Given records —
+++

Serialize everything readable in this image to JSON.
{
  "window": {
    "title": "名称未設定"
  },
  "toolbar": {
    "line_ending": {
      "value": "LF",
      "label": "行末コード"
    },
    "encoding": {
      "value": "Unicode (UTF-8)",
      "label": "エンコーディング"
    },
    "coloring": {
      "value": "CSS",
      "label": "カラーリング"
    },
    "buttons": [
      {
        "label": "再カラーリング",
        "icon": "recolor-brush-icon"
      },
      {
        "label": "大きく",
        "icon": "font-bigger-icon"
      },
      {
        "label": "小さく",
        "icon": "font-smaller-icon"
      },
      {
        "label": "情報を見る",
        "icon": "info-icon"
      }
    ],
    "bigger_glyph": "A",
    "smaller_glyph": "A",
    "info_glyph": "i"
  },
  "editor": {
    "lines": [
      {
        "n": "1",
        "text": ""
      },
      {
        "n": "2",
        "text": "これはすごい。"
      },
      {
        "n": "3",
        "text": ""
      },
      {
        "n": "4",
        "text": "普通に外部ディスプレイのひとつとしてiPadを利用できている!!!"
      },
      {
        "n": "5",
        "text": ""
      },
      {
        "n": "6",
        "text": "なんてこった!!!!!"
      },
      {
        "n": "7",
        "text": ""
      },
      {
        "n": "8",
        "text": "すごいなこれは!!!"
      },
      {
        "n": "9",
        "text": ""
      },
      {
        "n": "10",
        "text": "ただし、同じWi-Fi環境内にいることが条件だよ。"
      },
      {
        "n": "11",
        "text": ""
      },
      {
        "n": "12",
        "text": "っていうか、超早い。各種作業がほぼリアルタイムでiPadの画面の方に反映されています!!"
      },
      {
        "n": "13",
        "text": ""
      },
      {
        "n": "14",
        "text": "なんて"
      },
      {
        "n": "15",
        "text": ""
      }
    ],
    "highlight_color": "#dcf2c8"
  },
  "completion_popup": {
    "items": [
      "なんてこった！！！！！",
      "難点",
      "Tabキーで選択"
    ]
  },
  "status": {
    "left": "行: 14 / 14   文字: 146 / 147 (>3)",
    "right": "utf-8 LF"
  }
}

+++

In the entries above, locate every line with the word "label" and copy it.

      "label": "行末コード"
      "label": "エンコーディング"
      "label": "カラーリング"
        "label": "再カラーリング",
        "label": "大きく",
        "label": "小さく",
        "label": "情報を見る",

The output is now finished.